#### Goal of the exercise:
All lines featuring the string "secondo" are to be listed.

Dataset items

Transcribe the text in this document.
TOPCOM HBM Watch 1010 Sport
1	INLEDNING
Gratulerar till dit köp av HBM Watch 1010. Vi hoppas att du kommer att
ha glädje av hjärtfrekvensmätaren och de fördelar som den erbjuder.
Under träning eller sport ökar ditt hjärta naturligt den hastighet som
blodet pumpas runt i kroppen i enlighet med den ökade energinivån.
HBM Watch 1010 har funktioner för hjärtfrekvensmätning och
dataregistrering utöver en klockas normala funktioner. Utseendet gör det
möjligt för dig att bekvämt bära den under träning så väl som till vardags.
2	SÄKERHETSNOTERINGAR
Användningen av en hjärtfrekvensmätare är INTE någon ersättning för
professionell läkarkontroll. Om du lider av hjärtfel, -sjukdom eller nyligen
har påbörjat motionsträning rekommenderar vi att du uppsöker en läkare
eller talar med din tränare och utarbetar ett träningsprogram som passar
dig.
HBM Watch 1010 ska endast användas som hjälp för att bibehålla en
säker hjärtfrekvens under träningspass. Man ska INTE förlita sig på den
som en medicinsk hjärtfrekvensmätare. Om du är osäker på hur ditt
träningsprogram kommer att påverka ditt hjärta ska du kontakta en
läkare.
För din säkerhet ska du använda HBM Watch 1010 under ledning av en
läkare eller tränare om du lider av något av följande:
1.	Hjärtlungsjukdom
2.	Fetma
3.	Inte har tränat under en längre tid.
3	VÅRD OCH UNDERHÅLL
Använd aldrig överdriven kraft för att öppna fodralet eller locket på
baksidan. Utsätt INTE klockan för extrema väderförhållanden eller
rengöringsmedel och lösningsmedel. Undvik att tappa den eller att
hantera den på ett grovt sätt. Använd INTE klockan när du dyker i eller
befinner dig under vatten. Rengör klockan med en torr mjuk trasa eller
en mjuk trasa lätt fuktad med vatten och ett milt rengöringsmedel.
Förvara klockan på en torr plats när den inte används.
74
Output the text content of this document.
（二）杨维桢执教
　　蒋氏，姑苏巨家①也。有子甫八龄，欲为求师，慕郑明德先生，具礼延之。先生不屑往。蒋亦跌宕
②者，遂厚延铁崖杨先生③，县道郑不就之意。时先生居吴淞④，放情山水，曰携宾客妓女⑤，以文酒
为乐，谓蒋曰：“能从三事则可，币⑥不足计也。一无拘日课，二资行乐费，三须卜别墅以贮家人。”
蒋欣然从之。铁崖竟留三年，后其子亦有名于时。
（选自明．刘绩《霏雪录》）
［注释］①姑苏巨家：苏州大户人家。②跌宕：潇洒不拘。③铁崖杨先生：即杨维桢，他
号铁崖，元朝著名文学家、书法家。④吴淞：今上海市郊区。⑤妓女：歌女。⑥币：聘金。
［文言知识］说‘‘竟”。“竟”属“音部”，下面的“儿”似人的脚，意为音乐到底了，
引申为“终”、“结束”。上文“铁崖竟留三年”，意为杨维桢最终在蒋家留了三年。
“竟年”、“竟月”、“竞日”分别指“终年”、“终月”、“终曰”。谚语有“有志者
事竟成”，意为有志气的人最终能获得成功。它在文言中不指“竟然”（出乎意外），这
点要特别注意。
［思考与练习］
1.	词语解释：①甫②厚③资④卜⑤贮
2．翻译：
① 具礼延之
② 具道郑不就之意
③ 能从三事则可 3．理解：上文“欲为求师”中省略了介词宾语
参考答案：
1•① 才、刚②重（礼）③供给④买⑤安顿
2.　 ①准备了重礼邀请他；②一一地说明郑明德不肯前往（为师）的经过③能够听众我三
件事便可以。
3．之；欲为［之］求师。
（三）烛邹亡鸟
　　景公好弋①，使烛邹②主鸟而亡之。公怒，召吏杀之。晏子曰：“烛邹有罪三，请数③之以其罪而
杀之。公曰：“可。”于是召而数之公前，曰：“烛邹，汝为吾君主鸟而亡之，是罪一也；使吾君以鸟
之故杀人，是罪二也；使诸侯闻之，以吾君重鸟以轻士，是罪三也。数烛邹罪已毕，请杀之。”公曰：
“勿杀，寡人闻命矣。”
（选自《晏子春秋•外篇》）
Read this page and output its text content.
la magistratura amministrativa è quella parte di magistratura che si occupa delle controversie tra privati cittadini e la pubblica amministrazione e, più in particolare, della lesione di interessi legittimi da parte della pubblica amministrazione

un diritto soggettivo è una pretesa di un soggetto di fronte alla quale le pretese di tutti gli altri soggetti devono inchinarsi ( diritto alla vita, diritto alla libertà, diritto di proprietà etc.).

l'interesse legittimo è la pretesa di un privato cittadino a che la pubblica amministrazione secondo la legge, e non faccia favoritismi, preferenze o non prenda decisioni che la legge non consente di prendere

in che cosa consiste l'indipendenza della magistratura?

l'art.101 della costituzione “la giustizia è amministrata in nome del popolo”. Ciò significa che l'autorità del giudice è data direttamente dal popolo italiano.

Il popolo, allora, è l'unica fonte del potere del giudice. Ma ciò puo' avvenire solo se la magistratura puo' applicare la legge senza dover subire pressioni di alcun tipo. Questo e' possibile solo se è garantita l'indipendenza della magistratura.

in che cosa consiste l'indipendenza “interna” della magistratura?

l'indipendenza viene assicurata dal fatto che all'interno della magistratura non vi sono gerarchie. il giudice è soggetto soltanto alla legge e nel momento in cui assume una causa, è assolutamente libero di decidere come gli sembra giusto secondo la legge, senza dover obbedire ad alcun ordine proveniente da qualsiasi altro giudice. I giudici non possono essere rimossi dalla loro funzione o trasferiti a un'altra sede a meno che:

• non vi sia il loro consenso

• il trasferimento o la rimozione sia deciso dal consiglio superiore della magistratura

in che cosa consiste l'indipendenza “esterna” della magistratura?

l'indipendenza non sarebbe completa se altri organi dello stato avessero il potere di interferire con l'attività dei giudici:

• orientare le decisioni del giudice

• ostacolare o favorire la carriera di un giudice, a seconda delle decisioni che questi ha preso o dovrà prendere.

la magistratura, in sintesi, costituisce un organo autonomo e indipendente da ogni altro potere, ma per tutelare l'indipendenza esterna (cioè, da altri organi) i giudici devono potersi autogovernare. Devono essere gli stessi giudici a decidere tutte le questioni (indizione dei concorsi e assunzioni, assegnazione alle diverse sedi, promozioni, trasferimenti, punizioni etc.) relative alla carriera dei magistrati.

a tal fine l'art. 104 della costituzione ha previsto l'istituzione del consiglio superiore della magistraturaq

#### Written reply:
l'interesse legittimo è la pretesa di un privato cittadino a che la pubblica amministrazione secondo la legge, e non faccia favoritismi, preferenze o non prenda decisioni che la legge non consente di prendere
l'indipendenza viene assicurata dal fatto che all'interno della magistratura non vi sono gerarchie. il giudice è soggetto soltanto alla legge e nel momento in cui assume una causa, è assolutamente libero di decidere come gli sembra giusto secondo la legge, senza dover obbedire ad alcun ordine proveniente da qualsiasi altro giudice. I giudici non possono essere rimossi dalla loro funzione o trasferiti a un'altra sede a meno che:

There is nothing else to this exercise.